Entries from a visual dataset:

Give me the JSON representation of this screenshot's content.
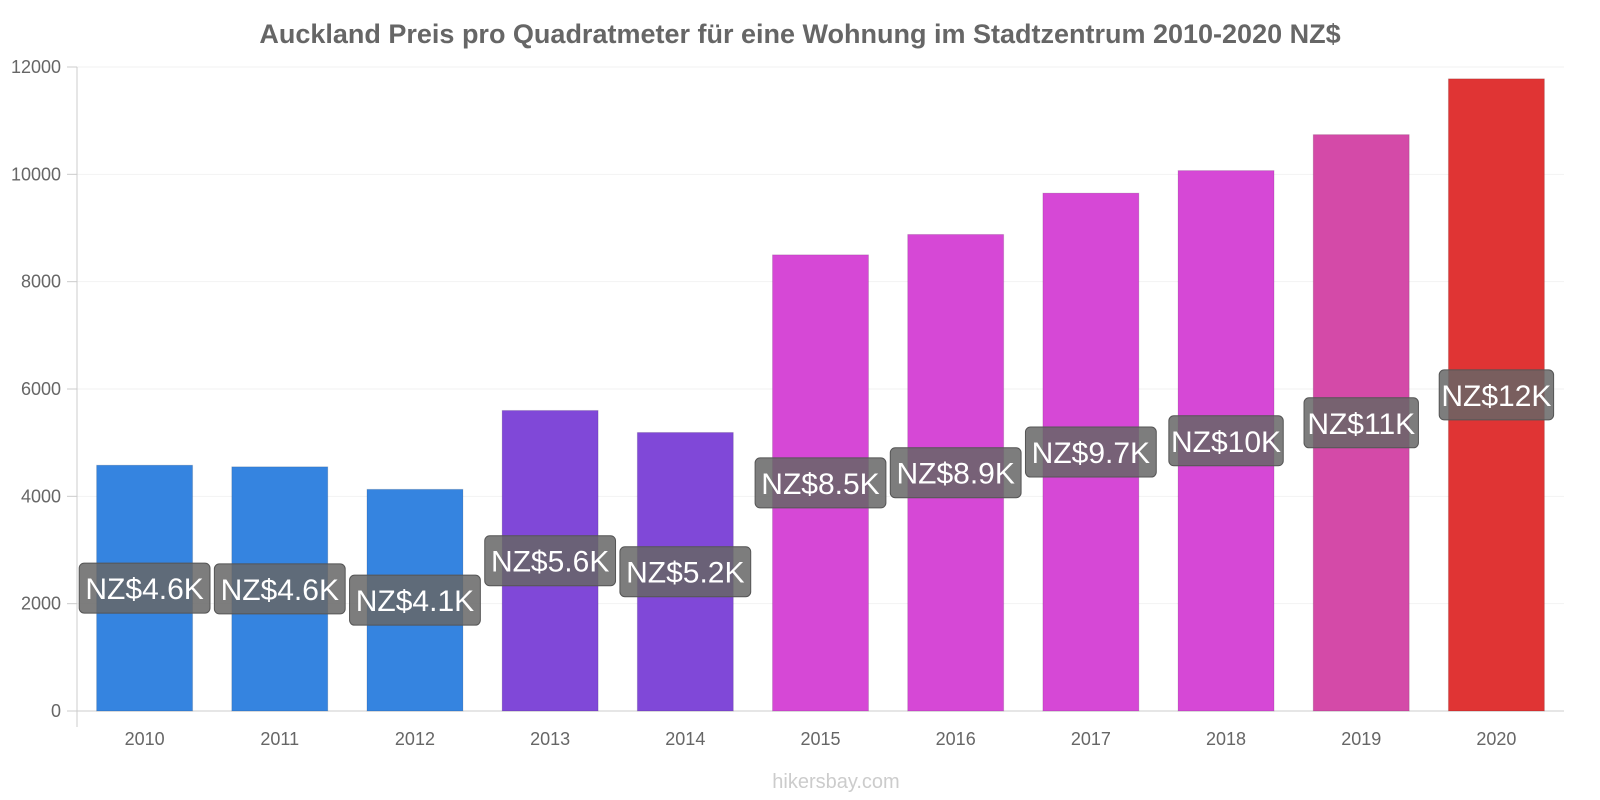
{
  "chart_data": {
    "type": "bar",
    "title": "Auckland Preis pro Quadratmeter für eine Wohnung im Stadtzentrum 2010-2020 NZ$",
    "xlabel": "",
    "ylabel": "",
    "categories": [
      "2010",
      "2011",
      "2012",
      "2013",
      "2014",
      "2015",
      "2016",
      "2017",
      "2018",
      "2019",
      "2020"
    ],
    "values": [
      4580,
      4550,
      4130,
      5600,
      5190,
      8500,
      8880,
      9650,
      10070,
      10740,
      11780
    ],
    "data_labels": [
      "NZ$4.6K",
      "NZ$4.6K",
      "NZ$4.1K",
      "NZ$5.6K",
      "NZ$5.2K",
      "NZ$8.5K",
      "NZ$8.9K",
      "NZ$9.7K",
      "NZ$10K",
      "NZ$11K",
      "NZ$12K"
    ],
    "bar_colors": [
      "#3584e0",
      "#3584e0",
      "#3584e0",
      "#8048d8",
      "#8048d8",
      "#d648d6",
      "#d648d6",
      "#d648d6",
      "#d648d6",
      "#d44aa8",
      "#e03434"
    ],
    "label_box_color": "#666666",
    "yticks": [
      0,
      2000,
      4000,
      6000,
      8000,
      10000,
      12000
    ],
    "ylim": [
      0,
      12000
    ],
    "grid": true,
    "legend": "none"
  },
  "footer": {
    "watermark": "hikersbay.com"
  }
}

:: Objective ::
Working from the lines above, reproduce the material exactly and exclude its pictures.

:: Answer in full ::
Give me the JSON representation of this screenshot's content.
{
  "chart_data": {
    "type": "bar",
    "title": "Auckland Preis pro Quadratmeter für eine Wohnung im Stadtzentrum 2010-2020 NZ$",
    "xlabel": "",
    "ylabel": "",
    "categories": [
      "2010",
      "2011",
      "2012",
      "2013",
      "2014",
      "2015",
      "2016",
      "2017",
      "2018",
      "2019",
      "2020"
    ],
    "values": [
      4580,
      4550,
      4130,
      5600,
      5190,
      8500,
      8880,
      9650,
      10070,
      10740,
      11780
    ],
    "data_labels": [
      "NZ$4.6K",
      "NZ$4.6K",
      "NZ$4.1K",
      "NZ$5.6K",
      "NZ$5.2K",
      "NZ$8.5K",
      "NZ$8.9K",
      "NZ$9.7K",
      "NZ$10K",
      "NZ$11K",
      "NZ$12K"
    ],
    "bar_colors": [
      "#3584e0",
      "#3584e0",
      "#3584e0",
      "#8048d8",
      "#8048d8",
      "#d648d6",
      "#d648d6",
      "#d648d6",
      "#d648d6",
      "#d44aa8",
      "#e03434"
    ],
    "label_box_color": "#666666",
    "yticks": [
      0,
      2000,
      4000,
      6000,
      8000,
      10000,
      12000
    ],
    "ylim": [
      0,
      12000
    ],
    "grid": true,
    "legend": "none"
  },
  "footer": {
    "watermark": "hikersbay.com"
  }
}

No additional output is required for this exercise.